Data in this exercise:

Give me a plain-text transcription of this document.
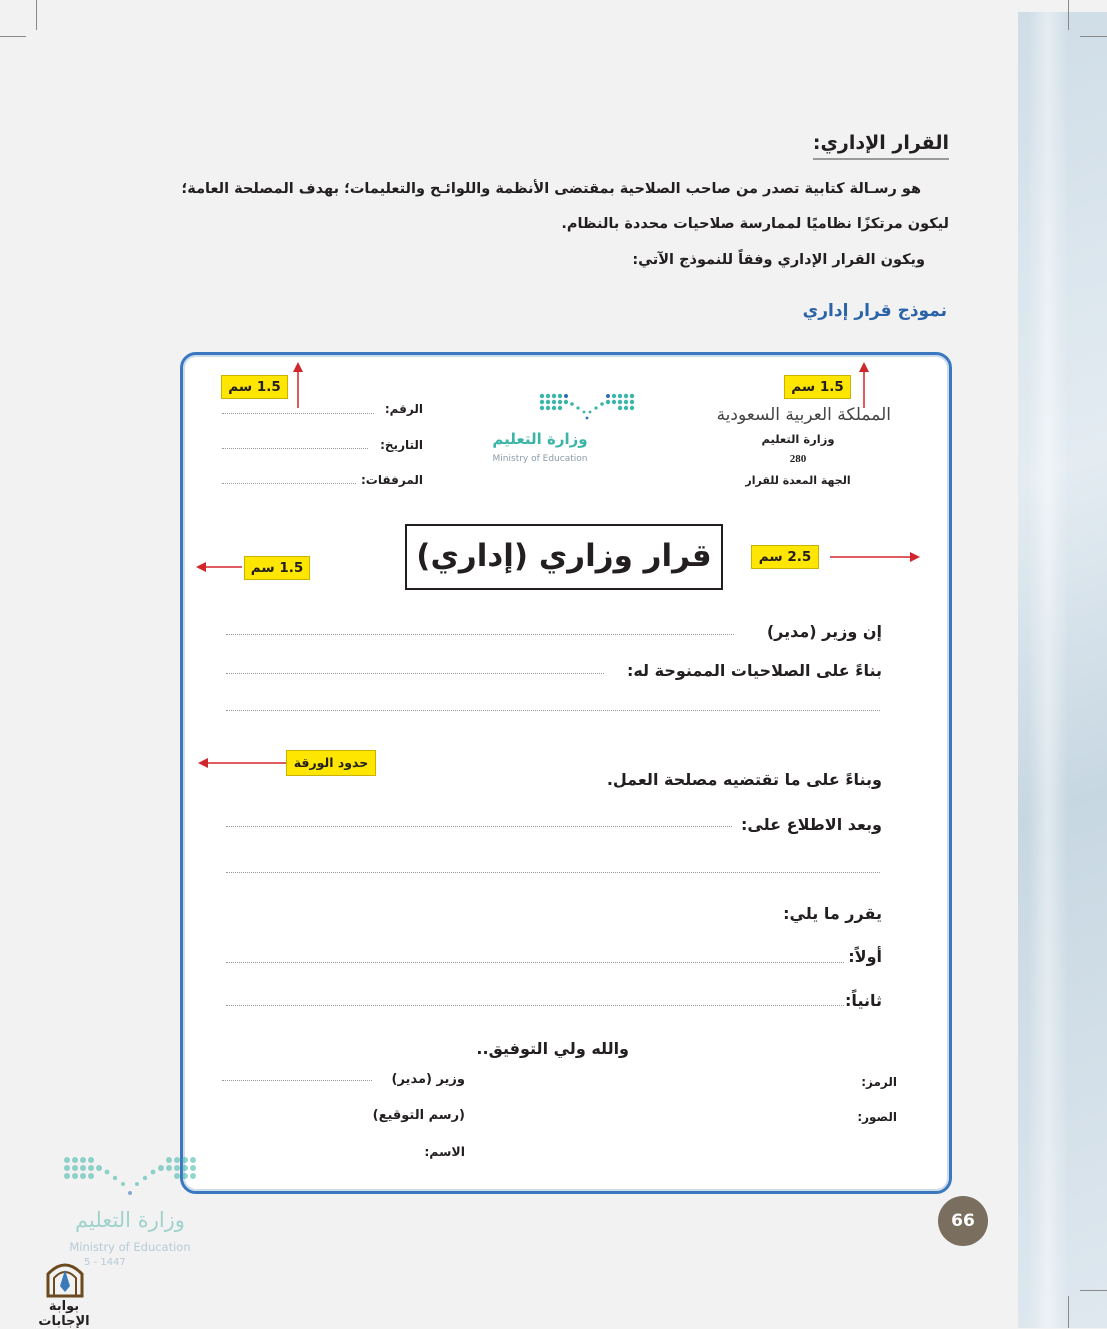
القرار الإداري:
هو رسـالة كتابية تصدر من صاحب الصلاحية بمقتضى الأنظمة واللوائـح والتعليمات؛ بهدف المصلحة العامة؛
ليكون مرتكزًا نظاميًا لممارسة صلاحيات محددة بالنظام.
ويكون القرار الإداري وفقاً للنموذج الآتي:
نموذج قرار إداري
1.5 سم	1.5 سم
1.5 سم
2.5 سم
حدود الورقة
الرقم:
التاريخ:
المرفقات:
وزارة التعليم
Ministry of Education
المملكة العربية السعودية
وزارة التعليم
280
الجهة المعدة للقرار
قرار وزاري (إداري)
إن وزير (مدير)
بناءً على الصلاحيات الممنوحة له:
وبناءً على ما تقتضيه مصلحة العمل.
وبعد الاطلاع على:
يقرر ما يلي:
أولاً:
ثانياً:
والله ولي التوفيق..
وزير (مدير)
(رسم التوقيع)
الاسم:
الرمز:
الصور:
66
وزارة التعليم
Ministry of Education
5 - 1447
بوابة الإجابات
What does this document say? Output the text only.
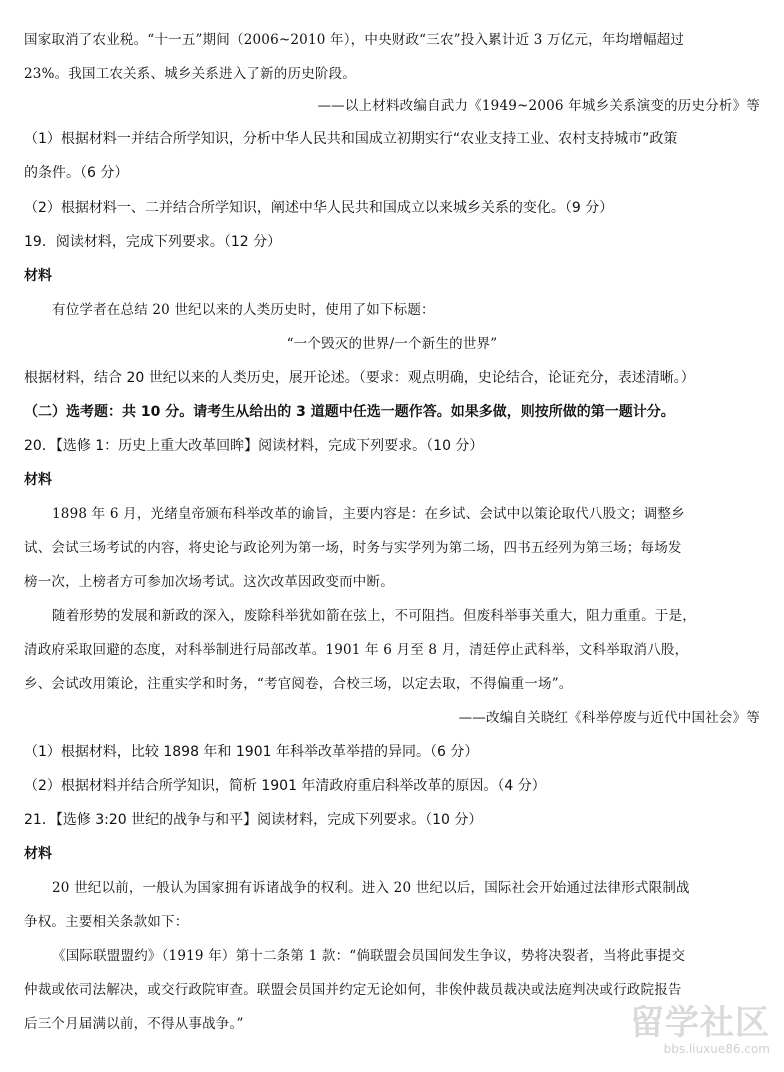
国家取消了农业税。“十一五”期间（2006~2010 年），中央财政“三农”投入累计近 3 万亿元，年均增幅超过
23%。我国工农关系、城乡关系进入了新的历史阶段。
——以上材料改编自武力《1949~2006 年城乡关系演变的历史分析》等
（1）根据材料一并结合所学知识，分析中华人民共和国成立初期实行“农业支持工业、农村支持城市”政策
的条件。（6 分）
（2）根据材料一、二并结合所学知识，阐述中华人民共和国成立以来城乡关系的变化。（9 分）
19．阅读材料，完成下列要求。（12 分）
材料
有位学者在总结 20 世纪以来的人类历史时，使用了如下标题：
“一个毁灭的世界/一个新生的世界”
根据材料，结合 20 世纪以来的人类历史，展开论述。（要求：观点明确，史论结合，论证充分，表述清晰。）
（二）选考题：共 10 分。请考生从给出的 3 道题中任选一题作答。如果多做，则按所做的第一题计分。
20．【选修 1：历史上重大改革回眸】阅读材料，完成下列要求。（10 分）
材料
1898 年 6 月，光绪皇帝颁布科举改革的谕旨，主要内容是：在乡试、会试中以策论取代八股文；调整乡
试、会试三场考试的内容，将史论与政论列为第一场，时务与实学列为第二场，四书五经列为第三场；每场发
榜一次，上榜者方可参加次场考试。这次改革因政变而中断。
随着形势的发展和新政的深入，废除科举犹如箭在弦上，不可阻挡。但废科举事关重大，阻力重重。于是，
清政府采取回避的态度，对科举制进行局部改革。1901 年 6 月至 8 月，清廷停止武科举，文科举取消八股，
乡、会试改用策论，注重实学和时务，“考官阅卷，合校三场，以定去取，不得偏重一场”。
——改编自关晓红《科举停废与近代中国社会》等
（1）根据材料，比较 1898 年和 1901 年科举改革举措的异同。（6 分）
（2）根据材料并结合所学知识，简析 1901 年清政府重启科举改革的原因。（4 分）
21．【选修 3:20 世纪的战争与和平】阅读材料，完成下列要求。（10 分）
材料
20 世纪以前，一般认为国家拥有诉诸战争的权利。进入 20 世纪以后，国际社会开始通过法律形式限制战
争权。主要相关条款如下：
《国际联盟盟约》（1919 年）第十二条第 1 款：“倘联盟会员国间发生争议，势将决裂者，当将此事提交
仲裁或依司法解决，或交行政院审查。联盟会员国并约定无论如何，非俟仲裁员裁决或法庭判决或行政院报告
后三个月届满以前，不得从事战争。”	留学社区
bbs.liuxue86.com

What the task asks:
Go through the listing above and write it out again exactly, dropping the pictures.

Final result:
Give me a plain-text transcription of this document.
القرار الإداري:
هو رسـالة كتابية تصدر من صاحب الصلاحية بمقتضى الأنظمة واللوائـح والتعليمات؛ بهدف المصلحة العامة؛
ليكون مرتكزًا نظاميًا لممارسة صلاحيات محددة بالنظام.
ويكون القرار الإداري وفقاً للنموذج الآتي:
نموذج قرار إداري
1.5 سم	1.5 سم
1.5 سم
2.5 سم
حدود الورقة
الرقم:
التاريخ:
المرفقات:
وزارة التعليم
Ministry of Education
المملكة العربية السعودية
وزارة التعليم
280
الجهة المعدة للقرار
قرار وزاري (إداري)
إن وزير (مدير)
بناءً على الصلاحيات الممنوحة له:
وبناءً على ما تقتضيه مصلحة العمل.
وبعد الاطلاع على:
يقرر ما يلي:
أولاً:
ثانياً:
والله ولي التوفيق..
وزير (مدير)
(رسم التوقيع)
الاسم:
الرمز:
الصور:
66
وزارة التعليم
Ministry of Education
5 - 1447
بوابة الإجابات
What does this document say? Output the text only.
国家取消了农业税。“十一五”期间（2006~2010 年），中央财政“三农”投入累计近 3 万亿元，年均增幅超过
23%。我国工农关系、城乡关系进入了新的历史阶段。
——以上材料改编自武力《1949~2006 年城乡关系演变的历史分析》等
（1）根据材料一并结合所学知识，分析中华人民共和国成立初期实行“农业支持工业、农村支持城市”政策
的条件。（6 分）
（2）根据材料一、二并结合所学知识，阐述中华人民共和国成立以来城乡关系的变化。（9 分）
19．阅读材料，完成下列要求。（12 分）
材料
有位学者在总结 20 世纪以来的人类历史时，使用了如下标题：
“一个毁灭的世界/一个新生的世界”
根据材料，结合 20 世纪以来的人类历史，展开论述。（要求：观点明确，史论结合，论证充分，表述清晰。）
（二）选考题：共 10 分。请考生从给出的 3 道题中任选一题作答。如果多做，则按所做的第一题计分。
20．【选修 1：历史上重大改革回眸】阅读材料，完成下列要求。（10 分）
材料
1898 年 6 月，光绪皇帝颁布科举改革的谕旨，主要内容是：在乡试、会试中以策论取代八股文；调整乡
试、会试三场考试的内容，将史论与政论列为第一场，时务与实学列为第二场，四书五经列为第三场；每场发
榜一次，上榜者方可参加次场考试。这次改革因政变而中断。
随着形势的发展和新政的深入，废除科举犹如箭在弦上，不可阻挡。但废科举事关重大，阻力重重。于是，
清政府采取回避的态度，对科举制进行局部改革。1901 年 6 月至 8 月，清廷停止武科举，文科举取消八股，
乡、会试改用策论，注重实学和时务，“考官阅卷，合校三场，以定去取，不得偏重一场”。
——改编自关晓红《科举停废与近代中国社会》等
（1）根据材料，比较 1898 年和 1901 年科举改革举措的异同。（6 分）
（2）根据材料并结合所学知识，简析 1901 年清政府重启科举改革的原因。（4 分）
21．【选修 3:20 世纪的战争与和平】阅读材料，完成下列要求。（10 分）
材料
20 世纪以前，一般认为国家拥有诉诸战争的权利。进入 20 世纪以后，国际社会开始通过法律形式限制战
争权。主要相关条款如下：
《国际联盟盟约》（1919 年）第十二条第 1 款：“倘联盟会员国间发生争议，势将决裂者，当将此事提交
仲裁或依司法解决，或交行政院审查。联盟会员国并约定无论如何，非俟仲裁员裁决或法庭判决或行政院报告
后三个月届满以前，不得从事战争。”	留学社区
bbs.liuxue86.com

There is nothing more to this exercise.